| RECORDS TO PROCESS |
• • • • • • •
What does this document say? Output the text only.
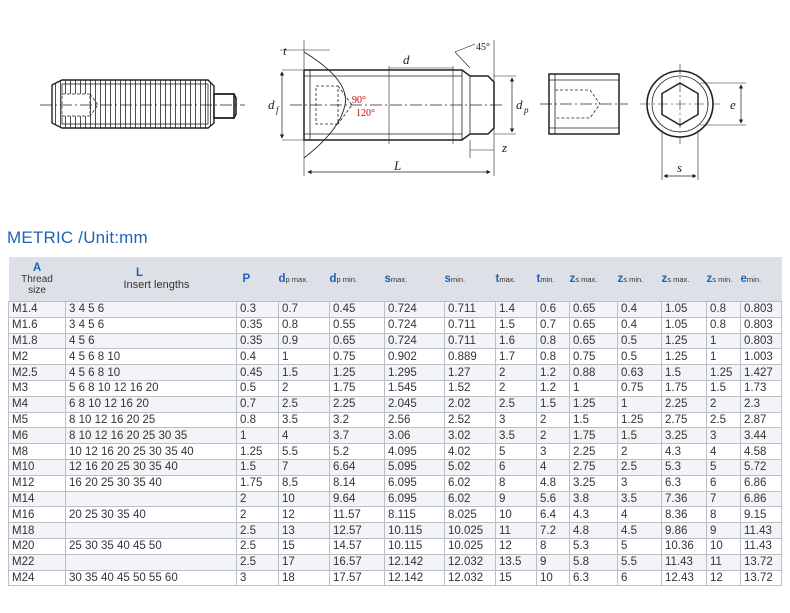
t
d
45°
d f
90°
120°
d p
z
L
e
s
METRIC /Unit:mm
A
Thread
size	L
Insert lengths	P	dp max.	dp min.	smax.	smin.	tmax.	tmin.	zs max.	zs min.	zs max.	zs min.	emin.
M1.4	3 4 5 6	0.3	0.7	0.45	0.724	0.711	1.4	0.6	0.65	0.4	1.05	0.8	0.803
M1.6	3 4 5 6	0.35	0.8	0.55	0.724	0.711	1.5	0.7	0.65	0.4	1.05	0.8	0.803
M1.8	4 5 6	0.35	0.9	0.65	0.724	0.711	1.6	0.8	0.65	0.5	1.25	1	0.803
M2	4 5 6 8 10	0.4	1	0.75	0.902	0.889	1.7	0.8	0.75	0.5	1.25	1	1.003
M2.5	4 5 6 8 10	0.45	1.5	1.25	1.295	1.27	2	1.2	0.88	0.63	1.5	1.25	1.427
M3	5 6 8 10 12 16 20	0.5	2	1.75	1.545	1.52	2	1.2	1	0.75	1.75	1.5	1.73
M4	6 8 10 12 16 20	0.7	2.5	2.25	2.045	2.02	2.5	1.5	1.25	1	2.25	2	2.3
M5	8 10 12 16 20 25	0.8	3.5	3.2	2.56	2.52	3	2	1.5	1.25	2.75	2.5	2.87
M6	8 10 12 16 20 25 30 35	1	4	3.7	3.06	3.02	3.5	2	1.75	1.5	3.25	3	3.44
M8	10 12 16 20 25 30 35 40	1.25	5.5	5.2	4.095	4.02	5	3	2.25	2	4.3	4	4.58
M10	12 16 20 25 30 35 40	1.5	7	6.64	5.095	5.02	6	4	2.75	2.5	5.3	5	5.72
M12	16 20 25 30 35 40	1.75	8.5	8.14	6.095	6.02	8	4.8	3.25	3	6.3	6	6.86
M14		2	10	9.64	6.095	6.02	9	5.6	3.8	3.5	7.36	7	6.86
M16	20 25 30 35 40	2	12	11.57	8.115	8.025	10	6.4	4.3	4	8.36	8	9.15
M18		2.5	13	12.57	10.115	10.025	11	7.2	4.8	4.5	9.86	9	11.43
M20	25 30 35 40 45 50	2.5	15	14.57	10.115	10.025	12	8	5.3	5	10.36	10	11.43
M22		2.5	17	16.57	12.142	12.032	13.5	9	5.8	5.5	11.43	11	13.72
M24	30 35 40 45 50 55 60	3	18	17.57	12.142	12.032	15	10	6.3	6	12.43	12	13.72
• • • • • • •
| WRITTEN PROBLEM |
Extract all the data above exactly, excluding every picture.

| RESULT |
What does this document say? Output the text only.
t
d
45°
d f
90°
120°
d p
z
L
e
s
METRIC /Unit:mm
A
Thread
size	L
Insert lengths	P	dp max.	dp min.	smax.	smin.	tmax.	tmin.	zs max.	zs min.	zs max.	zs min.	emin.
M1.4	3 4 5 6	0.3	0.7	0.45	0.724	0.711	1.4	0.6	0.65	0.4	1.05	0.8	0.803
M1.6	3 4 5 6	0.35	0.8	0.55	0.724	0.711	1.5	0.7	0.65	0.4	1.05	0.8	0.803
M1.8	4 5 6	0.35	0.9	0.65	0.724	0.711	1.6	0.8	0.65	0.5	1.25	1	0.803
M2	4 5 6 8 10	0.4	1	0.75	0.902	0.889	1.7	0.8	0.75	0.5	1.25	1	1.003
M2.5	4 5 6 8 10	0.45	1.5	1.25	1.295	1.27	2	1.2	0.88	0.63	1.5	1.25	1.427
M3	5 6 8 10 12 16 20	0.5	2	1.75	1.545	1.52	2	1.2	1	0.75	1.75	1.5	1.73
M4	6 8 10 12 16 20	0.7	2.5	2.25	2.045	2.02	2.5	1.5	1.25	1	2.25	2	2.3
M5	8 10 12 16 20 25	0.8	3.5	3.2	2.56	2.52	3	2	1.5	1.25	2.75	2.5	2.87
M6	8 10 12 16 20 25 30 35	1	4	3.7	3.06	3.02	3.5	2	1.75	1.5	3.25	3	3.44
M8	10 12 16 20 25 30 35 40	1.25	5.5	5.2	4.095	4.02	5	3	2.25	2	4.3	4	4.58
M10	12 16 20 25 30 35 40	1.5	7	6.64	5.095	5.02	6	4	2.75	2.5	5.3	5	5.72
M12	16 20 25 30 35 40	1.75	8.5	8.14	6.095	6.02	8	4.8	3.25	3	6.3	6	6.86
M14		2	10	9.64	6.095	6.02	9	5.6	3.8	3.5	7.36	7	6.86
M16	20 25 30 35 40	2	12	11.57	8.115	8.025	10	6.4	4.3	4	8.36	8	9.15
M18		2.5	13	12.57	10.115	10.025	11	7.2	4.8	4.5	9.86	9	11.43
M20	25 30 35 40 45 50	2.5	15	14.57	10.115	10.025	12	8	5.3	5	10.36	10	11.43
M22		2.5	17	16.57	12.142	12.032	13.5	9	5.8	5.5	11.43	11	13.72
M24	30 35 40 45 50 55 60	3	18	17.57	12.142	12.032	15	10	6.3	6	12.43	12	13.72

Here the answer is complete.